▶ _Goal_
Reproduce the listing below in its entirety. Change nothing.

▶ _Supplied entries_
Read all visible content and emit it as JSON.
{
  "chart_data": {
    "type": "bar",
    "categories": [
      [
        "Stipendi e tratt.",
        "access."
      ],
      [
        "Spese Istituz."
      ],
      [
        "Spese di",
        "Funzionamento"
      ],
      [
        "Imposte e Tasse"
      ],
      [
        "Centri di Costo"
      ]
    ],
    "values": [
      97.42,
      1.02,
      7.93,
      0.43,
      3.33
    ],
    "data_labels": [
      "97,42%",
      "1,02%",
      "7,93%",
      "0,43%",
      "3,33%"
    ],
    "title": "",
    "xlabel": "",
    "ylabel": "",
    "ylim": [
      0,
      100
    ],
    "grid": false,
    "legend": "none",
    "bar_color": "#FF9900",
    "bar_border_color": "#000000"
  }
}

▶ _Answer to this problem_
Read all visible content and emit it as JSON.
{
  "chart_data": {
    "type": "bar",
    "categories": [
      [
        "Stipendi e tratt.",
        "access."
      ],
      [
        "Spese Istituz."
      ],
      [
        "Spese di",
        "Funzionamento"
      ],
      [
        "Imposte e Tasse"
      ],
      [
        "Centri di Costo"
      ]
    ],
    "values": [
      97.42,
      1.02,
      7.93,
      0.43,
      3.33
    ],
    "data_labels": [
      "97,42%",
      "1,02%",
      "7,93%",
      "0,43%",
      "3,33%"
    ],
    "title": "",
    "xlabel": "",
    "ylabel": "",
    "ylim": [
      0,
      100
    ],
    "grid": false,
    "legend": "none",
    "bar_color": "#FF9900",
    "bar_border_color": "#000000"
  }
}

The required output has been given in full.